►

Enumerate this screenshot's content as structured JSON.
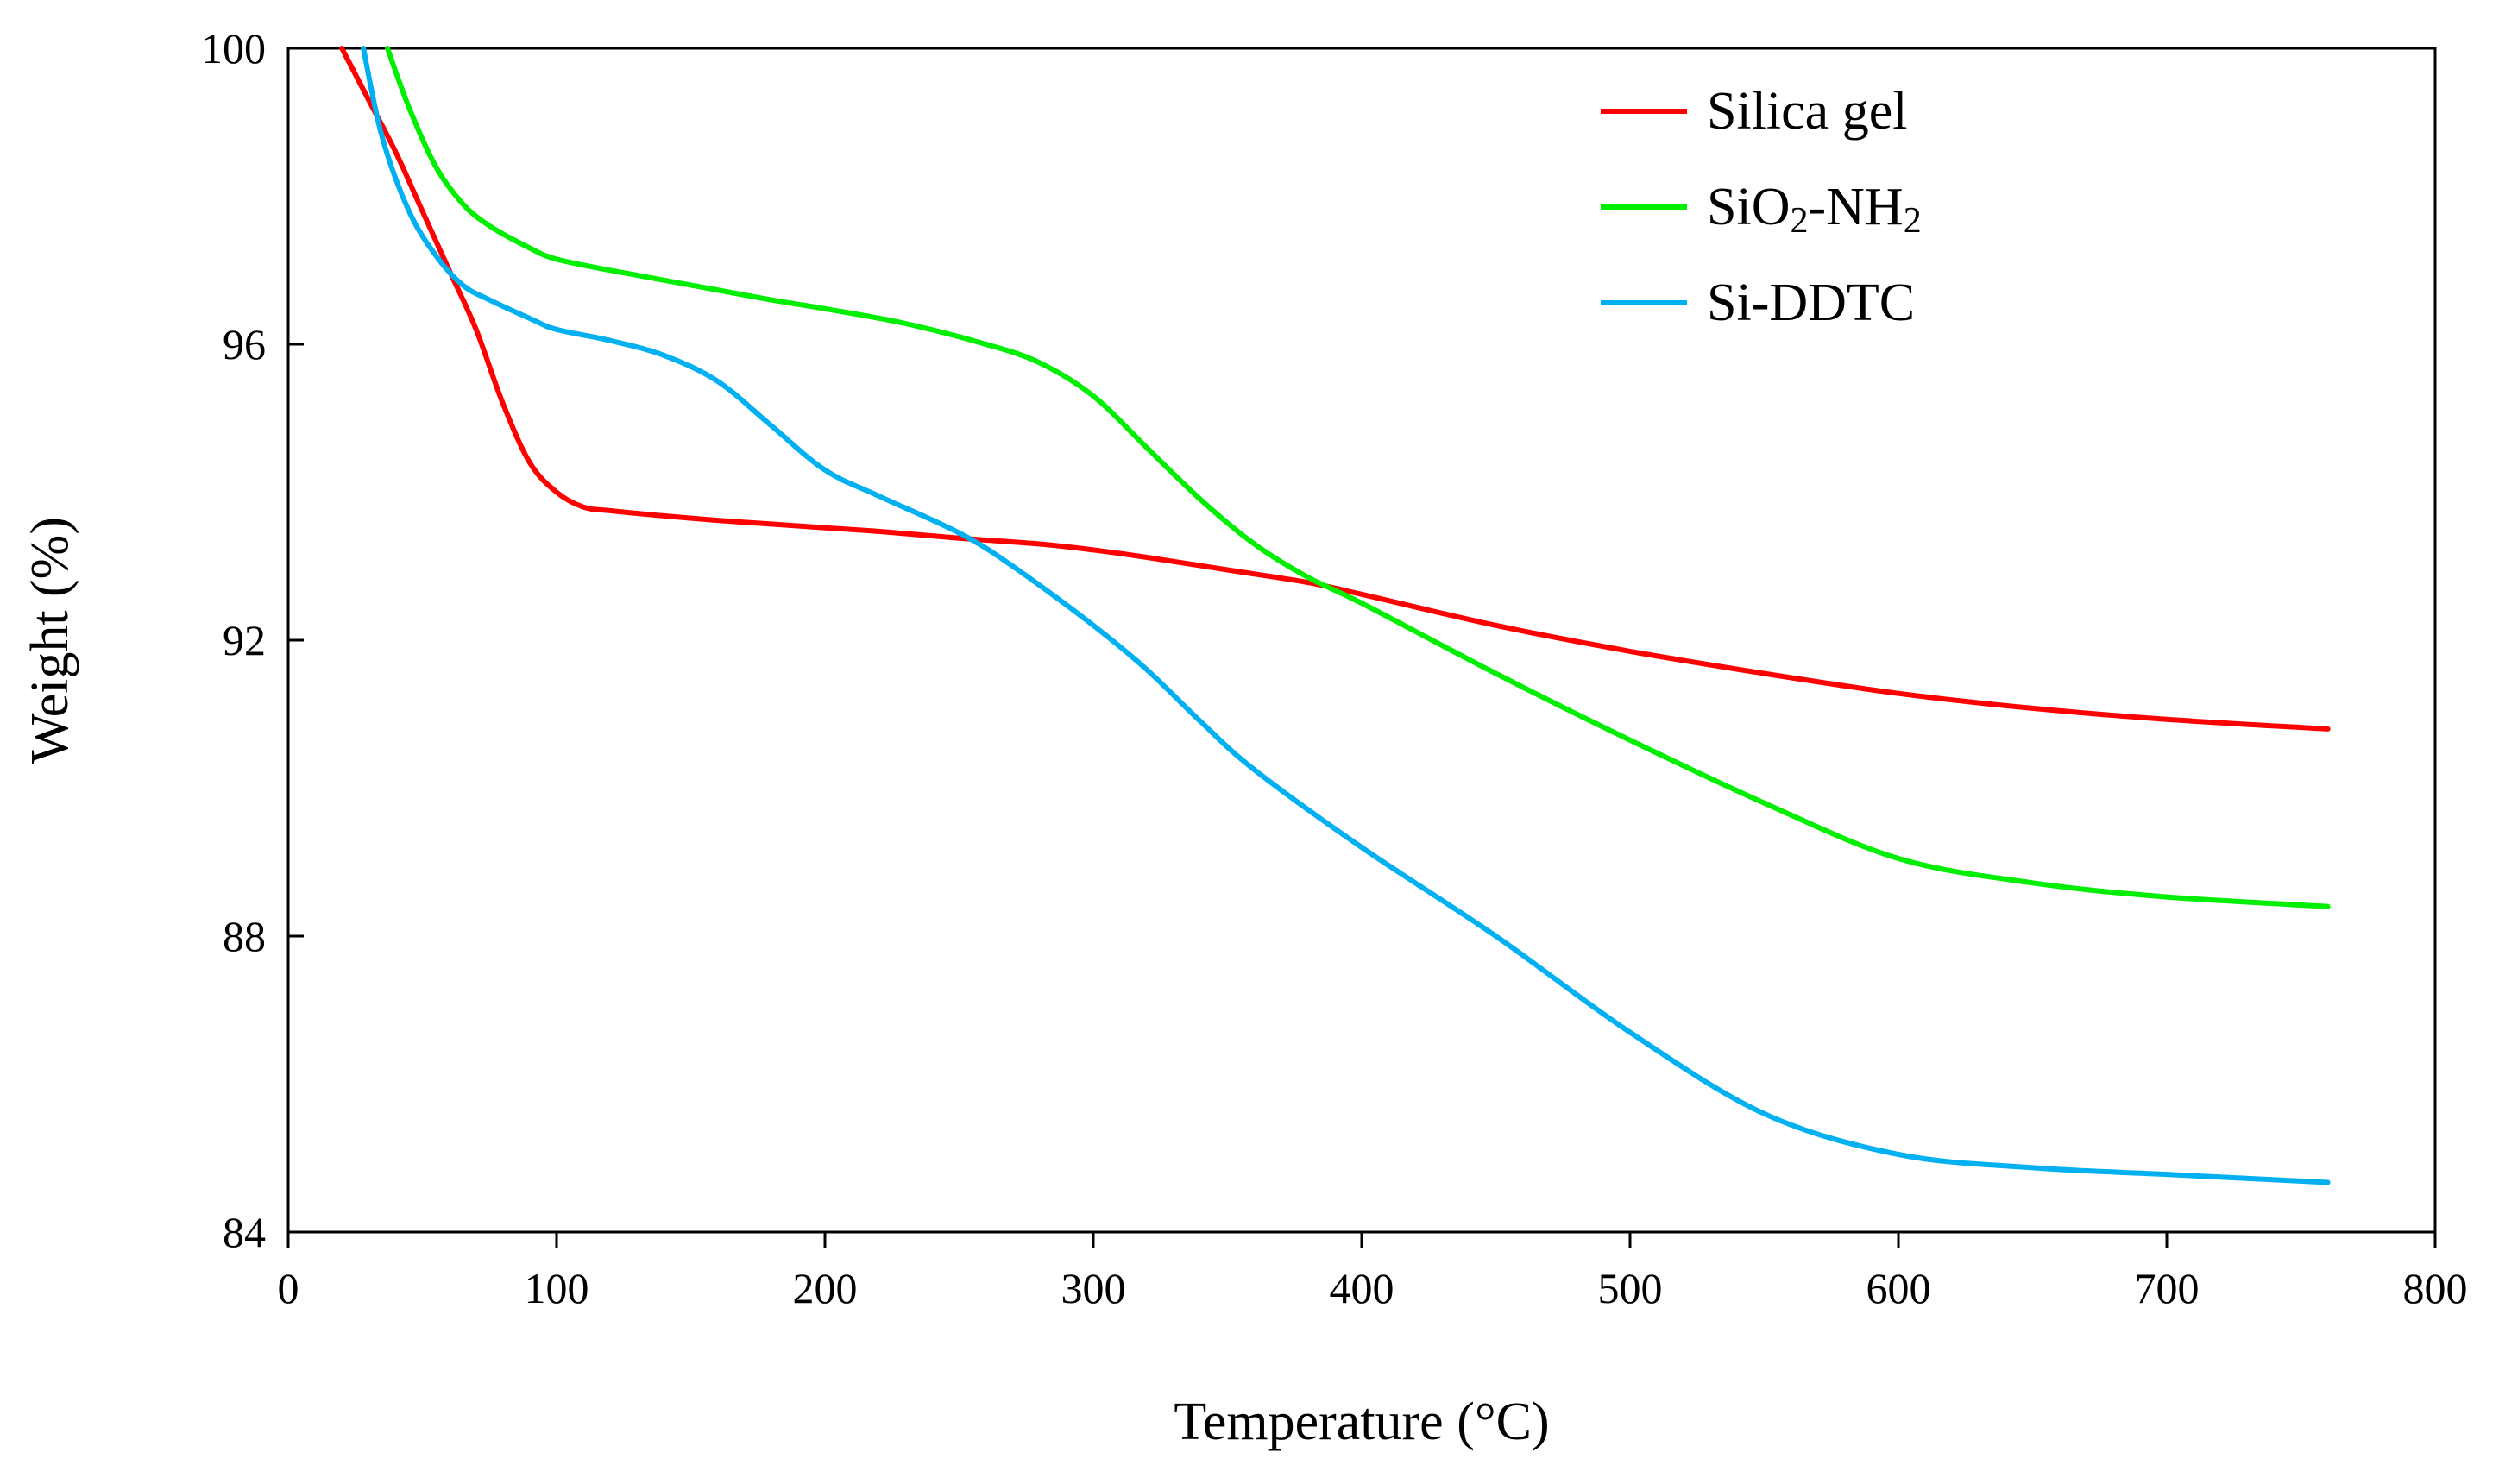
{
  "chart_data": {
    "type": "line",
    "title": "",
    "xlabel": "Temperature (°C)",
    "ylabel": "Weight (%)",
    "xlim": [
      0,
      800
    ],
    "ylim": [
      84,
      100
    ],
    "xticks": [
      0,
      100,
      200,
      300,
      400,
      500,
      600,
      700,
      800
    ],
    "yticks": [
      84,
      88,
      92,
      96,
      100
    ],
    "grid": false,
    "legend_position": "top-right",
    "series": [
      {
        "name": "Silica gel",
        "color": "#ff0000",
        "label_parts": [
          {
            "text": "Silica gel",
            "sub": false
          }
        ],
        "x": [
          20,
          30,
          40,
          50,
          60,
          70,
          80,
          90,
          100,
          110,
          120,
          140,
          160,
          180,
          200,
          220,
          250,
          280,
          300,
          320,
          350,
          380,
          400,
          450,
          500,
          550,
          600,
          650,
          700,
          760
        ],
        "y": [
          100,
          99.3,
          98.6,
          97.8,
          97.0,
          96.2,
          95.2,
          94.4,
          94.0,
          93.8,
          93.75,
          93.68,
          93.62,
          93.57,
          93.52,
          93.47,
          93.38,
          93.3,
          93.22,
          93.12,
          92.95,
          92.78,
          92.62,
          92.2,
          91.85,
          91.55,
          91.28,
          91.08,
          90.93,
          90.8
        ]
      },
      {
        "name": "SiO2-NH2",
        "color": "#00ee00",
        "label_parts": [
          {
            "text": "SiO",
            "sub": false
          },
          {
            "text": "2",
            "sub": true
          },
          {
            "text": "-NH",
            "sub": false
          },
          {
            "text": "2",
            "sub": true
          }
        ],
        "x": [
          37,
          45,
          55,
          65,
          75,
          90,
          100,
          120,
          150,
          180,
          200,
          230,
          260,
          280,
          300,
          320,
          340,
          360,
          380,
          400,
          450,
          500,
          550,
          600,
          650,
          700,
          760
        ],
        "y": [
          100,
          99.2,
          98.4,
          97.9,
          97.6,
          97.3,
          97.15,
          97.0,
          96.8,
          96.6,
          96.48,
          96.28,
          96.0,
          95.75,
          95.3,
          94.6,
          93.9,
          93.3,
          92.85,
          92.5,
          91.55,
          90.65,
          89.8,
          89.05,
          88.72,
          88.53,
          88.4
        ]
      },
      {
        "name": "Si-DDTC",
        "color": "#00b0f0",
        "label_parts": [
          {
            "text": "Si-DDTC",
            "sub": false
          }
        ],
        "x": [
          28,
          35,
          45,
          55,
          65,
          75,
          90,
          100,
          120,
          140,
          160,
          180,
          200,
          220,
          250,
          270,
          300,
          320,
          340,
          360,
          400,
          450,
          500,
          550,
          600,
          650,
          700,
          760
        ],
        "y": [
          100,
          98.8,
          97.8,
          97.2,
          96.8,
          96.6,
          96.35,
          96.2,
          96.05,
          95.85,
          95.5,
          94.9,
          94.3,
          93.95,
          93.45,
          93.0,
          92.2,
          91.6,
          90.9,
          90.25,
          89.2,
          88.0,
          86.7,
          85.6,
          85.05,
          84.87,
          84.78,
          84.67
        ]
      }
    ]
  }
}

◄

> AIM
Point out every line holding the string "color" and copy it.

> COMPLETE OUTPUT
        "color": "#ff0000",
        "color": "#00ee00",
        "color": "#00b0f0",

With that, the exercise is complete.